__Exercise task__:
Below are the records; reproduce all of them exactly but without any images.

__Figure record listings__:

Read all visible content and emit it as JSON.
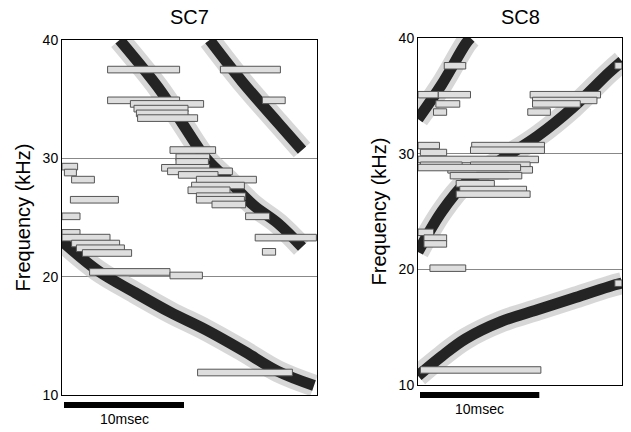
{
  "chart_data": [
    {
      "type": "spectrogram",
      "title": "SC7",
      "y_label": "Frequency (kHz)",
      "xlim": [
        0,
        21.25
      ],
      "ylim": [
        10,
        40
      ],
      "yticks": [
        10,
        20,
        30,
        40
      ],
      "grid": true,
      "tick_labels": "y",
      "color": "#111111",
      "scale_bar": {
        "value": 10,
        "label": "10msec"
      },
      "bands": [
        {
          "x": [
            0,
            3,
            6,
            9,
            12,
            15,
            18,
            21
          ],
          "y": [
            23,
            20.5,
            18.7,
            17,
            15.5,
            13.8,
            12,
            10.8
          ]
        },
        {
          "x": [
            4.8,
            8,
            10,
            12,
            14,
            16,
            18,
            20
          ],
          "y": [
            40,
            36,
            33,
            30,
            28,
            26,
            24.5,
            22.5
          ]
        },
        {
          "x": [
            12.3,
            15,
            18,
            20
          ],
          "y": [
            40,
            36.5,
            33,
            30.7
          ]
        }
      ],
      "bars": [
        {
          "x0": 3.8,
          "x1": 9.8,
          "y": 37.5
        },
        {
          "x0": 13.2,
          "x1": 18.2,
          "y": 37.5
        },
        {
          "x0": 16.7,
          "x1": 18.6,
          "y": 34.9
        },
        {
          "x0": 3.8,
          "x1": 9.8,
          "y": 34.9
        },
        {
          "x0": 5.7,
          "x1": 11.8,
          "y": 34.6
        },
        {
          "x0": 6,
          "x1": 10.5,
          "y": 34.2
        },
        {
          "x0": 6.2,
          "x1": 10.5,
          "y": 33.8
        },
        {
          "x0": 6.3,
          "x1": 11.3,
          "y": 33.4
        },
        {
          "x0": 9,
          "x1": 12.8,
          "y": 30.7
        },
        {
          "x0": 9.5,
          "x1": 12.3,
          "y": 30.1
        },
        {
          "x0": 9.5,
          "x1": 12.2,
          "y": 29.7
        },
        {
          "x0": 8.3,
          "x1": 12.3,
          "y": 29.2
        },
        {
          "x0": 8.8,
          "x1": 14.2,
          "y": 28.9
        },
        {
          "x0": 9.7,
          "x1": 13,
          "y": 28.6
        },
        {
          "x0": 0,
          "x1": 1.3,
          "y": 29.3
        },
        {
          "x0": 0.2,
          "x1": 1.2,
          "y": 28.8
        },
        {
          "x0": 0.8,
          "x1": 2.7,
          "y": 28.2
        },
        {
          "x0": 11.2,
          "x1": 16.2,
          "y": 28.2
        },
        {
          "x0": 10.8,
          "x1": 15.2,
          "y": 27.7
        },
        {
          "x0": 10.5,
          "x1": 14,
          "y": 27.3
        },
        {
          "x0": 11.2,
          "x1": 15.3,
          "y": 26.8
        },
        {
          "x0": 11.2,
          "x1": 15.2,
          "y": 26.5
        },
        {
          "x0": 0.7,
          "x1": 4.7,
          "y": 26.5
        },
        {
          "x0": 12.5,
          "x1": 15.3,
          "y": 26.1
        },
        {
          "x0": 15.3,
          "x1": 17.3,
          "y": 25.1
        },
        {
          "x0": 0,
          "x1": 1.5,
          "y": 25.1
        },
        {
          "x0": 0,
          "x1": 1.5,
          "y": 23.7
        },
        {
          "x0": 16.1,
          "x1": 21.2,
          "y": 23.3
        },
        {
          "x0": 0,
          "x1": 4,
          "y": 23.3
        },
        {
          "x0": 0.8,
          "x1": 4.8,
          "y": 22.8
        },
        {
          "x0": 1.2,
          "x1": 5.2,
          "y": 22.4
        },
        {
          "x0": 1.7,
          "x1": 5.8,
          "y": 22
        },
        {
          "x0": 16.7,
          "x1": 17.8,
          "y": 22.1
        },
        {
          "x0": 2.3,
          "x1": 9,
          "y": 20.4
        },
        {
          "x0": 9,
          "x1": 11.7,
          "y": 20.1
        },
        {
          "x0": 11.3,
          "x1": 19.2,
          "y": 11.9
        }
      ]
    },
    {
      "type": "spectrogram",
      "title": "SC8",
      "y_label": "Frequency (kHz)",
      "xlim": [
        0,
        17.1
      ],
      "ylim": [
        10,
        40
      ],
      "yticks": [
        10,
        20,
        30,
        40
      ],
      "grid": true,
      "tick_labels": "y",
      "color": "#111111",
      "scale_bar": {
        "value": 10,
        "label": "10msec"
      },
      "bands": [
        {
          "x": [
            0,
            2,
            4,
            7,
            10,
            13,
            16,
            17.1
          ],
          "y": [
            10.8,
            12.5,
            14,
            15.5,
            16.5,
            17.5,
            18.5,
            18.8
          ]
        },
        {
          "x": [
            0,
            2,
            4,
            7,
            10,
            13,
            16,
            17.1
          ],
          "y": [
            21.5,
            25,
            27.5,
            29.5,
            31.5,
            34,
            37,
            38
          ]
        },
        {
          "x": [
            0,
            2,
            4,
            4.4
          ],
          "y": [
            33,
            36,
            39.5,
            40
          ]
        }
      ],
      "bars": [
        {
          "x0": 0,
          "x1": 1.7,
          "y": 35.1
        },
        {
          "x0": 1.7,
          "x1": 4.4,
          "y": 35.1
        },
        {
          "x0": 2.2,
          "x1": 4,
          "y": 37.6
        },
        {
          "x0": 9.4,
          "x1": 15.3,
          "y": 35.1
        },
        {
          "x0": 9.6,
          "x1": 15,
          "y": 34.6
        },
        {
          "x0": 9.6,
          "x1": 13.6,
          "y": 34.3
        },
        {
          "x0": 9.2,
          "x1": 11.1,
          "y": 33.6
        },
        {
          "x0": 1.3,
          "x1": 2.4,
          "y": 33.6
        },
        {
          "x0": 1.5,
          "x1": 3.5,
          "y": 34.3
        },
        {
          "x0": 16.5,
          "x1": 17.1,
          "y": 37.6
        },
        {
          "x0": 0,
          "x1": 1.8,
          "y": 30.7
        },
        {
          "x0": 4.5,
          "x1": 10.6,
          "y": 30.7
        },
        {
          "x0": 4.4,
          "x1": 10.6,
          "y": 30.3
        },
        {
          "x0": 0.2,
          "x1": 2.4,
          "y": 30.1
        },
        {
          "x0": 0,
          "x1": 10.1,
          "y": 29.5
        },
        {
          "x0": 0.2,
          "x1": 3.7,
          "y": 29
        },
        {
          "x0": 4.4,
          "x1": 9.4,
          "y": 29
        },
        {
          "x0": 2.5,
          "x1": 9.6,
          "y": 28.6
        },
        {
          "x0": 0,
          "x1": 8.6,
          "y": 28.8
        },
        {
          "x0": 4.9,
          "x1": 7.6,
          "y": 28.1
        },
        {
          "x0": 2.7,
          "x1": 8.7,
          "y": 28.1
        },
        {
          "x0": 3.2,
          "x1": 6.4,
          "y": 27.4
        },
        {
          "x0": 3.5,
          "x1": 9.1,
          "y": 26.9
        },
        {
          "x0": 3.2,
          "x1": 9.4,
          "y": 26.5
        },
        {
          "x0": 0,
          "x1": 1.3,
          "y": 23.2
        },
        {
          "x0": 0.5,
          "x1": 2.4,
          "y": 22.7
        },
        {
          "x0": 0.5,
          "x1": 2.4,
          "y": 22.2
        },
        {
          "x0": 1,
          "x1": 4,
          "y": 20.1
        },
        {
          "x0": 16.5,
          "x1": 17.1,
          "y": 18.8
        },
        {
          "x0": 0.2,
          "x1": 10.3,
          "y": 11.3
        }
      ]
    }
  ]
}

__Task output__:
Read all visible content and emit it as JSON.
{
  "chart_data": [
    {
      "type": "spectrogram",
      "title": "SC7",
      "y_label": "Frequency (kHz)",
      "xlim": [
        0,
        21.25
      ],
      "ylim": [
        10,
        40
      ],
      "yticks": [
        10,
        20,
        30,
        40
      ],
      "grid": true,
      "tick_labels": "y",
      "color": "#111111",
      "scale_bar": {
        "value": 10,
        "label": "10msec"
      },
      "bands": [
        {
          "x": [
            0,
            3,
            6,
            9,
            12,
            15,
            18,
            21
          ],
          "y": [
            23,
            20.5,
            18.7,
            17,
            15.5,
            13.8,
            12,
            10.8
          ]
        },
        {
          "x": [
            4.8,
            8,
            10,
            12,
            14,
            16,
            18,
            20
          ],
          "y": [
            40,
            36,
            33,
            30,
            28,
            26,
            24.5,
            22.5
          ]
        },
        {
          "x": [
            12.3,
            15,
            18,
            20
          ],
          "y": [
            40,
            36.5,
            33,
            30.7
          ]
        }
      ],
      "bars": [
        {
          "x0": 3.8,
          "x1": 9.8,
          "y": 37.5
        },
        {
          "x0": 13.2,
          "x1": 18.2,
          "y": 37.5
        },
        {
          "x0": 16.7,
          "x1": 18.6,
          "y": 34.9
        },
        {
          "x0": 3.8,
          "x1": 9.8,
          "y": 34.9
        },
        {
          "x0": 5.7,
          "x1": 11.8,
          "y": 34.6
        },
        {
          "x0": 6,
          "x1": 10.5,
          "y": 34.2
        },
        {
          "x0": 6.2,
          "x1": 10.5,
          "y": 33.8
        },
        {
          "x0": 6.3,
          "x1": 11.3,
          "y": 33.4
        },
        {
          "x0": 9,
          "x1": 12.8,
          "y": 30.7
        },
        {
          "x0": 9.5,
          "x1": 12.3,
          "y": 30.1
        },
        {
          "x0": 9.5,
          "x1": 12.2,
          "y": 29.7
        },
        {
          "x0": 8.3,
          "x1": 12.3,
          "y": 29.2
        },
        {
          "x0": 8.8,
          "x1": 14.2,
          "y": 28.9
        },
        {
          "x0": 9.7,
          "x1": 13,
          "y": 28.6
        },
        {
          "x0": 0,
          "x1": 1.3,
          "y": 29.3
        },
        {
          "x0": 0.2,
          "x1": 1.2,
          "y": 28.8
        },
        {
          "x0": 0.8,
          "x1": 2.7,
          "y": 28.2
        },
        {
          "x0": 11.2,
          "x1": 16.2,
          "y": 28.2
        },
        {
          "x0": 10.8,
          "x1": 15.2,
          "y": 27.7
        },
        {
          "x0": 10.5,
          "x1": 14,
          "y": 27.3
        },
        {
          "x0": 11.2,
          "x1": 15.3,
          "y": 26.8
        },
        {
          "x0": 11.2,
          "x1": 15.2,
          "y": 26.5
        },
        {
          "x0": 0.7,
          "x1": 4.7,
          "y": 26.5
        },
        {
          "x0": 12.5,
          "x1": 15.3,
          "y": 26.1
        },
        {
          "x0": 15.3,
          "x1": 17.3,
          "y": 25.1
        },
        {
          "x0": 0,
          "x1": 1.5,
          "y": 25.1
        },
        {
          "x0": 0,
          "x1": 1.5,
          "y": 23.7
        },
        {
          "x0": 16.1,
          "x1": 21.2,
          "y": 23.3
        },
        {
          "x0": 0,
          "x1": 4,
          "y": 23.3
        },
        {
          "x0": 0.8,
          "x1": 4.8,
          "y": 22.8
        },
        {
          "x0": 1.2,
          "x1": 5.2,
          "y": 22.4
        },
        {
          "x0": 1.7,
          "x1": 5.8,
          "y": 22
        },
        {
          "x0": 16.7,
          "x1": 17.8,
          "y": 22.1
        },
        {
          "x0": 2.3,
          "x1": 9,
          "y": 20.4
        },
        {
          "x0": 9,
          "x1": 11.7,
          "y": 20.1
        },
        {
          "x0": 11.3,
          "x1": 19.2,
          "y": 11.9
        }
      ]
    },
    {
      "type": "spectrogram",
      "title": "SC8",
      "y_label": "Frequency (kHz)",
      "xlim": [
        0,
        17.1
      ],
      "ylim": [
        10,
        40
      ],
      "yticks": [
        10,
        20,
        30,
        40
      ],
      "grid": true,
      "tick_labels": "y",
      "color": "#111111",
      "scale_bar": {
        "value": 10,
        "label": "10msec"
      },
      "bands": [
        {
          "x": [
            0,
            2,
            4,
            7,
            10,
            13,
            16,
            17.1
          ],
          "y": [
            10.8,
            12.5,
            14,
            15.5,
            16.5,
            17.5,
            18.5,
            18.8
          ]
        },
        {
          "x": [
            0,
            2,
            4,
            7,
            10,
            13,
            16,
            17.1
          ],
          "y": [
            21.5,
            25,
            27.5,
            29.5,
            31.5,
            34,
            37,
            38
          ]
        },
        {
          "x": [
            0,
            2,
            4,
            4.4
          ],
          "y": [
            33,
            36,
            39.5,
            40
          ]
        }
      ],
      "bars": [
        {
          "x0": 0,
          "x1": 1.7,
          "y": 35.1
        },
        {
          "x0": 1.7,
          "x1": 4.4,
          "y": 35.1
        },
        {
          "x0": 2.2,
          "x1": 4,
          "y": 37.6
        },
        {
          "x0": 9.4,
          "x1": 15.3,
          "y": 35.1
        },
        {
          "x0": 9.6,
          "x1": 15,
          "y": 34.6
        },
        {
          "x0": 9.6,
          "x1": 13.6,
          "y": 34.3
        },
        {
          "x0": 9.2,
          "x1": 11.1,
          "y": 33.6
        },
        {
          "x0": 1.3,
          "x1": 2.4,
          "y": 33.6
        },
        {
          "x0": 1.5,
          "x1": 3.5,
          "y": 34.3
        },
        {
          "x0": 16.5,
          "x1": 17.1,
          "y": 37.6
        },
        {
          "x0": 0,
          "x1": 1.8,
          "y": 30.7
        },
        {
          "x0": 4.5,
          "x1": 10.6,
          "y": 30.7
        },
        {
          "x0": 4.4,
          "x1": 10.6,
          "y": 30.3
        },
        {
          "x0": 0.2,
          "x1": 2.4,
          "y": 30.1
        },
        {
          "x0": 0,
          "x1": 10.1,
          "y": 29.5
        },
        {
          "x0": 0.2,
          "x1": 3.7,
          "y": 29
        },
        {
          "x0": 4.4,
          "x1": 9.4,
          "y": 29
        },
        {
          "x0": 2.5,
          "x1": 9.6,
          "y": 28.6
        },
        {
          "x0": 0,
          "x1": 8.6,
          "y": 28.8
        },
        {
          "x0": 4.9,
          "x1": 7.6,
          "y": 28.1
        },
        {
          "x0": 2.7,
          "x1": 8.7,
          "y": 28.1
        },
        {
          "x0": 3.2,
          "x1": 6.4,
          "y": 27.4
        },
        {
          "x0": 3.5,
          "x1": 9.1,
          "y": 26.9
        },
        {
          "x0": 3.2,
          "x1": 9.4,
          "y": 26.5
        },
        {
          "x0": 0,
          "x1": 1.3,
          "y": 23.2
        },
        {
          "x0": 0.5,
          "x1": 2.4,
          "y": 22.7
        },
        {
          "x0": 0.5,
          "x1": 2.4,
          "y": 22.2
        },
        {
          "x0": 1,
          "x1": 4,
          "y": 20.1
        },
        {
          "x0": 16.5,
          "x1": 17.1,
          "y": 18.8
        },
        {
          "x0": 0.2,
          "x1": 10.3,
          "y": 11.3
        }
      ]
    }
  ]
}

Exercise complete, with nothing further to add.